### Given task
Find each line containing the string "title". Copy it.

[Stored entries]
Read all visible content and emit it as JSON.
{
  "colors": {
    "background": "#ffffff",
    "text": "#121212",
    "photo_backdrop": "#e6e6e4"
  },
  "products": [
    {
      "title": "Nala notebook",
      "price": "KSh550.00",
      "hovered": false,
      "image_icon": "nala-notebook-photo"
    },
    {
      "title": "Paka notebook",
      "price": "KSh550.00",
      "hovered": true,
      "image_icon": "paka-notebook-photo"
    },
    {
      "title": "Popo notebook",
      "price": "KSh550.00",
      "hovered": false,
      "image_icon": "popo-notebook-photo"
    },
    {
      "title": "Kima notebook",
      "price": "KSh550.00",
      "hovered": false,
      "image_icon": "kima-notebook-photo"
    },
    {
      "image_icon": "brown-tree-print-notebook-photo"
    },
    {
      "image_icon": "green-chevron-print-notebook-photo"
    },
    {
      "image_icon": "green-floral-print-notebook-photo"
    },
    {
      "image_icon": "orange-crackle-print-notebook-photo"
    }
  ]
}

### The reply
      "title": "Nala notebook",
      "title": "Paka notebook",
      "title": "Popo notebook",
      "title": "Kima notebook",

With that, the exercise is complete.